Data items:
☆ ☆ ☆ ☆

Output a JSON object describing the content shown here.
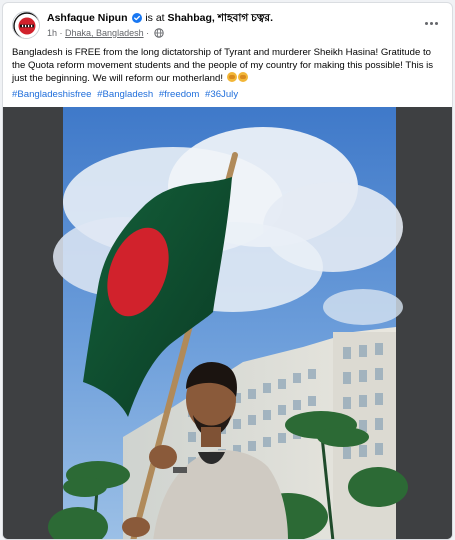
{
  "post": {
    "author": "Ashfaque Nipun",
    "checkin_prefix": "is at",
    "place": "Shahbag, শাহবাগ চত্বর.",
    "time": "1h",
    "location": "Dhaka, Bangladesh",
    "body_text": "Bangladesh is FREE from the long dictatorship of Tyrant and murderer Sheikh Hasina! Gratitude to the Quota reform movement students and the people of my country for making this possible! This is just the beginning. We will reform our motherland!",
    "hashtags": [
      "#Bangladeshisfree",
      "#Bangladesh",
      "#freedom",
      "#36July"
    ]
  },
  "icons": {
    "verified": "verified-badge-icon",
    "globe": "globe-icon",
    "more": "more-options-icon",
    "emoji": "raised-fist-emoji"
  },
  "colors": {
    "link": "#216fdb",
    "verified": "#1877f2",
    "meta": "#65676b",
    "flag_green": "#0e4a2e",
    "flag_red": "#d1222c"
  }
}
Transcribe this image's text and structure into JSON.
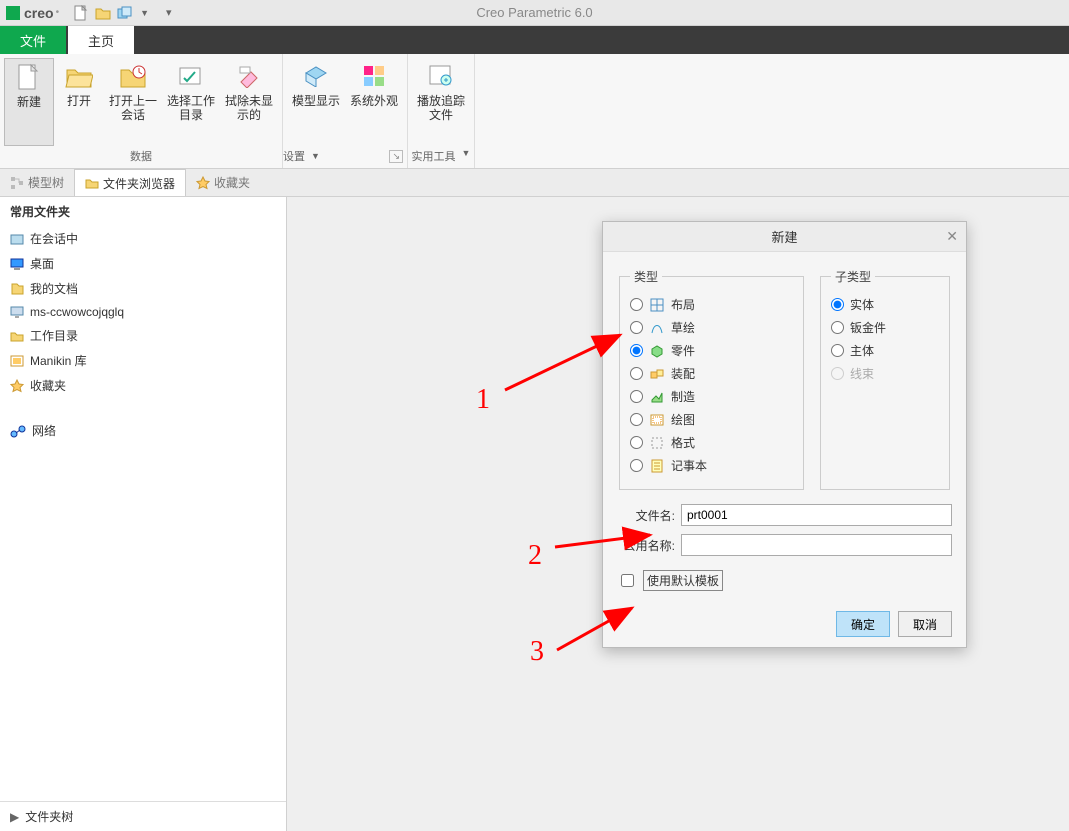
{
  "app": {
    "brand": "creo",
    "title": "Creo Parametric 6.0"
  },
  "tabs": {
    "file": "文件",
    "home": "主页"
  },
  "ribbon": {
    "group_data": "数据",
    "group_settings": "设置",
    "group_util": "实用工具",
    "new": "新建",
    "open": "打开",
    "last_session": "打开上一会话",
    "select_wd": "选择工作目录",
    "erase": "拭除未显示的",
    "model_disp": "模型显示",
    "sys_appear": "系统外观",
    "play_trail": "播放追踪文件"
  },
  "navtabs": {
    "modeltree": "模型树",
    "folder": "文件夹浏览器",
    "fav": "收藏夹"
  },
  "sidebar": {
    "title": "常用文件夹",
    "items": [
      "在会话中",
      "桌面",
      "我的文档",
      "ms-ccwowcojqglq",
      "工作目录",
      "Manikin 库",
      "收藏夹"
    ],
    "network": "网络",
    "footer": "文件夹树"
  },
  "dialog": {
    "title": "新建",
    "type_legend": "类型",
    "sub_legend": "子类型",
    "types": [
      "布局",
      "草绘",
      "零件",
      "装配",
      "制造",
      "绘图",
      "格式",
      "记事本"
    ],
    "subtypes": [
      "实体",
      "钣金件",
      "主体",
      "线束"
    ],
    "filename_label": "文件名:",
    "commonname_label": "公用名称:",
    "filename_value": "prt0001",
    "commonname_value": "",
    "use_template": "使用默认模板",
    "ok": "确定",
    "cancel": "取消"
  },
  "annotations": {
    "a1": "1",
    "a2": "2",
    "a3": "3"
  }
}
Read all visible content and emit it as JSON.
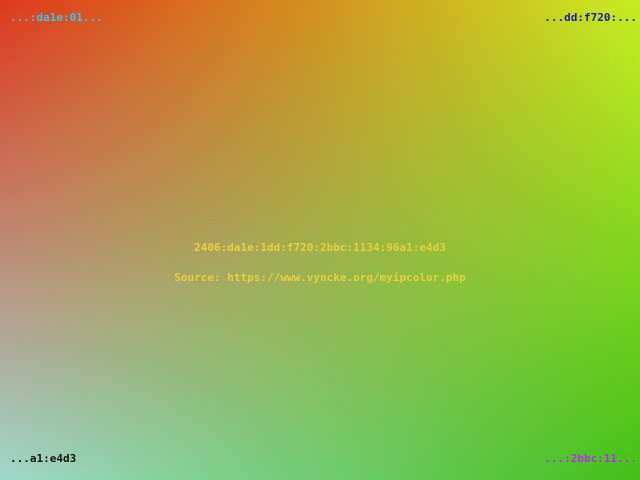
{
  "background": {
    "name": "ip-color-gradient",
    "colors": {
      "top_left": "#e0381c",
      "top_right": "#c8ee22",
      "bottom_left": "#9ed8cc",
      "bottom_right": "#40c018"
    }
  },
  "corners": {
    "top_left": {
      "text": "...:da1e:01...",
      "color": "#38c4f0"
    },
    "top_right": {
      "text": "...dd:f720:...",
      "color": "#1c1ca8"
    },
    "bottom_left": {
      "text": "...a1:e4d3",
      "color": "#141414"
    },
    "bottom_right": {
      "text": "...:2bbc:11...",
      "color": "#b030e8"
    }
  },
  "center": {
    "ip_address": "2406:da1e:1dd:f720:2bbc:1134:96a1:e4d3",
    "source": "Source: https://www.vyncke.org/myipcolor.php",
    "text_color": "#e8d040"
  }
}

☆ ☆ ☆ ☆

§ **Written task**
Above are the entries; count how many of their lines contain the word "content" and give only that number.

§ **Completed exercise**
2